[Entries with figure data]
● ● ● ● ●
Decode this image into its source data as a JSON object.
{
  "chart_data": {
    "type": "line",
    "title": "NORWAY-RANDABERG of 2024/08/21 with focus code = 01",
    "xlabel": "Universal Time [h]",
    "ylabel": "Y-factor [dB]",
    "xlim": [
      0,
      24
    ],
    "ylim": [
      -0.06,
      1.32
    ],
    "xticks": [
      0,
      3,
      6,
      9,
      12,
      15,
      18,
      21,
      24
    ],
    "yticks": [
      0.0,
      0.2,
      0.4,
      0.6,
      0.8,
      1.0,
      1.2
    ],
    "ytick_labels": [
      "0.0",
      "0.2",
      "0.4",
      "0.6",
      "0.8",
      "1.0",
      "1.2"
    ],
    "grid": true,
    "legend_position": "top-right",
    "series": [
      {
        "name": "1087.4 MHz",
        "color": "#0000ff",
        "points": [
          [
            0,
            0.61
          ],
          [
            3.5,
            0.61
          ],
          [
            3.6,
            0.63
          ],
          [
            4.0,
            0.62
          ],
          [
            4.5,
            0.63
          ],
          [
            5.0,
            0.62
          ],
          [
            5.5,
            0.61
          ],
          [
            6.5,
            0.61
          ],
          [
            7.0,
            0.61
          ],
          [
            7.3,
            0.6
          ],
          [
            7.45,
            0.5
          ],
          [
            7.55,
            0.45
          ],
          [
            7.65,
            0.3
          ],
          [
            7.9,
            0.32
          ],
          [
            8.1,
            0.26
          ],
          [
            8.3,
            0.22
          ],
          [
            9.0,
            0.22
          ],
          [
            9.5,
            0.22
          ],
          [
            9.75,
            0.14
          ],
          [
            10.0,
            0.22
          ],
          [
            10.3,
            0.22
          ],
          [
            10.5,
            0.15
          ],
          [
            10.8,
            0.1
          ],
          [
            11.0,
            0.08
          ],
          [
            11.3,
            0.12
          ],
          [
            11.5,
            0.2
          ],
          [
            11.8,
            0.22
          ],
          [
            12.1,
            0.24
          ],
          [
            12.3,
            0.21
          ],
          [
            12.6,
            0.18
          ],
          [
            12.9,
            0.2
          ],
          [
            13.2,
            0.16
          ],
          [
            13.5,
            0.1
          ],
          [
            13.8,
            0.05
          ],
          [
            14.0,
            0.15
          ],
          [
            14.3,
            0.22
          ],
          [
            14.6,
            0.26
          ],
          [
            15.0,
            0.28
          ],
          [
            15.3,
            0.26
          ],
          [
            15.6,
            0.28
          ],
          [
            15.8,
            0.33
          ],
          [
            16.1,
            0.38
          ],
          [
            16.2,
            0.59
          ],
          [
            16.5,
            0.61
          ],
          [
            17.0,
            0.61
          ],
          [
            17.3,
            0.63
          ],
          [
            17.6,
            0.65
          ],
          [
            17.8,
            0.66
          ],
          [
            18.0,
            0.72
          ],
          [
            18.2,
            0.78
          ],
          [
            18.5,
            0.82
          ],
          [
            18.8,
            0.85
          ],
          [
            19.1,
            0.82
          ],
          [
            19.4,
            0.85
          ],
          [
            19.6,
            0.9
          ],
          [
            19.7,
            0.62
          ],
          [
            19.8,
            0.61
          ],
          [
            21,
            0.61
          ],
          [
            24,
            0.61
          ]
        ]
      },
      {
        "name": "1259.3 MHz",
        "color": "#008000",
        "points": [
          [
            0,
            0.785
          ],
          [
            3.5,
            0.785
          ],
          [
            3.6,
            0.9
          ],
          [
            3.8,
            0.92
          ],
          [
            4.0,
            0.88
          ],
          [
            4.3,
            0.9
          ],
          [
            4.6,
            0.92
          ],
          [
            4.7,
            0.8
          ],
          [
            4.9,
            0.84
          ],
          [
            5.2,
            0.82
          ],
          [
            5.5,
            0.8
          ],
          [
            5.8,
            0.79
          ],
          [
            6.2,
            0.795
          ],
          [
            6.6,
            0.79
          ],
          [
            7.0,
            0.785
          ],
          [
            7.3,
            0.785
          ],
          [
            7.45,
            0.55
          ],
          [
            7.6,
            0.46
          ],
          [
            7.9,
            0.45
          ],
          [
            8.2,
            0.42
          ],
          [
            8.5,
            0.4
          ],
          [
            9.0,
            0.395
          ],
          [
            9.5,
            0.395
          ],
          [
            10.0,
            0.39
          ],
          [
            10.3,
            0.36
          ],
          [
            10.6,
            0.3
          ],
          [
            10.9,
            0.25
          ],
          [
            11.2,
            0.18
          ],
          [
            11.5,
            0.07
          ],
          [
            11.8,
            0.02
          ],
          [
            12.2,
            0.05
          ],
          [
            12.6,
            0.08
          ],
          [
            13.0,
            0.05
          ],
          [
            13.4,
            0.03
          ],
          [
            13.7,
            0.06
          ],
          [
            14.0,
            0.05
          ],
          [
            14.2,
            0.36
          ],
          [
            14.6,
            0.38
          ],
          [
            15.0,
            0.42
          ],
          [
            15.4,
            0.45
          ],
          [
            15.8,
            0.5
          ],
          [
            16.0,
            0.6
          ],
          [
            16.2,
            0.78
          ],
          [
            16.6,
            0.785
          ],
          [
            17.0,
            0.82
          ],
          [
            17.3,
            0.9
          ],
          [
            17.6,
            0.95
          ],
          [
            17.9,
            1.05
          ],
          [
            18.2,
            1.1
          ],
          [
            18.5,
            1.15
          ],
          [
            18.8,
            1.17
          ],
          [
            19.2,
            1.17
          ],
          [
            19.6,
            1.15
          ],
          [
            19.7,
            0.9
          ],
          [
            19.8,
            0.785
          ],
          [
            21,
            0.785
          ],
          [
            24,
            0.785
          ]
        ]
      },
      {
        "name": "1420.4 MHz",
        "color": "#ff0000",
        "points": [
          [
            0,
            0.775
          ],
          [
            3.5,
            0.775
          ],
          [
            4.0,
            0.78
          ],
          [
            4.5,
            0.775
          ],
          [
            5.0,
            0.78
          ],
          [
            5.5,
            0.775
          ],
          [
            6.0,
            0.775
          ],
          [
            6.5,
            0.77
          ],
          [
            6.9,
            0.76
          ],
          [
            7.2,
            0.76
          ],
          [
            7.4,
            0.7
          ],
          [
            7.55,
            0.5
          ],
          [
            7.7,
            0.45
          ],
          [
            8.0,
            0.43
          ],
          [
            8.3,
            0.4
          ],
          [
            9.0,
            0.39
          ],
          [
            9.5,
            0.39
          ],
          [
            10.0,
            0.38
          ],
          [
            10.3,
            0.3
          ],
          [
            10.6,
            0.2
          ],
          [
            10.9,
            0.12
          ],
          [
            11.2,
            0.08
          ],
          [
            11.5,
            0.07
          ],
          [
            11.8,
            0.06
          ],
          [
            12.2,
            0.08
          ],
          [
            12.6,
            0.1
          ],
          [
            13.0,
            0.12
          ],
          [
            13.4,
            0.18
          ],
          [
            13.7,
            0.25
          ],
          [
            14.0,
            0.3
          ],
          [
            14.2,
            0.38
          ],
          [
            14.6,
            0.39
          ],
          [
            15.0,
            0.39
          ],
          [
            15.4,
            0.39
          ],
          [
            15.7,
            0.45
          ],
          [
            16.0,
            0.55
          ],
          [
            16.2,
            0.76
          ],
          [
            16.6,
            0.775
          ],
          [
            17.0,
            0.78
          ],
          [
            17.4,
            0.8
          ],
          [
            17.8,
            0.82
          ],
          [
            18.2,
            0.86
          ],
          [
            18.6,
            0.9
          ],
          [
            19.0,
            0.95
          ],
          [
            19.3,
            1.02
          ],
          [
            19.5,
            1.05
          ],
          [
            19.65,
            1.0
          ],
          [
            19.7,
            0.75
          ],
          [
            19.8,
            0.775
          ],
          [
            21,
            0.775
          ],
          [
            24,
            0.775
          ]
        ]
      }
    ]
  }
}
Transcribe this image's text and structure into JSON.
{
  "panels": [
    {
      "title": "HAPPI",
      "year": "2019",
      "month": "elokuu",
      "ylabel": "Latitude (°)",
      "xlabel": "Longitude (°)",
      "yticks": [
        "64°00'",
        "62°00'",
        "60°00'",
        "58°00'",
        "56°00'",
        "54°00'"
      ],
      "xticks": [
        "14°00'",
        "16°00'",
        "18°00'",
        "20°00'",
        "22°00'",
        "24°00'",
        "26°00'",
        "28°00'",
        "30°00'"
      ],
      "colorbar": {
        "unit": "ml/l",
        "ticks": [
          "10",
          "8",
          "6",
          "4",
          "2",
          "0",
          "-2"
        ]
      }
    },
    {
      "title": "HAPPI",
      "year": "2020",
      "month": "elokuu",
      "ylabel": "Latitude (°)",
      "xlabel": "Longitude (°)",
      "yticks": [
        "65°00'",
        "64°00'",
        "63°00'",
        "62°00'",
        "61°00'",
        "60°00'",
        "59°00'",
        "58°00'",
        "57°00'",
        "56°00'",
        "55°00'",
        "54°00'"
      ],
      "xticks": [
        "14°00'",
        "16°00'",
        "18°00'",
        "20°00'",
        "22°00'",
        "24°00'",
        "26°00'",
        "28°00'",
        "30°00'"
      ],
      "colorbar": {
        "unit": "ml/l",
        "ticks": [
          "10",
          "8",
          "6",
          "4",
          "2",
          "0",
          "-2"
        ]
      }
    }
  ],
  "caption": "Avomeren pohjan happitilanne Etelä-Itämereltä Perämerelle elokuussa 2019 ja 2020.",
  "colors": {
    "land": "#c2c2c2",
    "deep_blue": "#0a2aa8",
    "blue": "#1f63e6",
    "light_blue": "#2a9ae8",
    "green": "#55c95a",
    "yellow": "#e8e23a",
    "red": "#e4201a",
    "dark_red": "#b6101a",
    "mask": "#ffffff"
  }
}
● ● ● ● ●
Problem to solve: Pull out all lines in the data above that include "into".

Exercise result:
Decode this image into its source data as a JSON object.
Transcribe this image's text and structure into JSON.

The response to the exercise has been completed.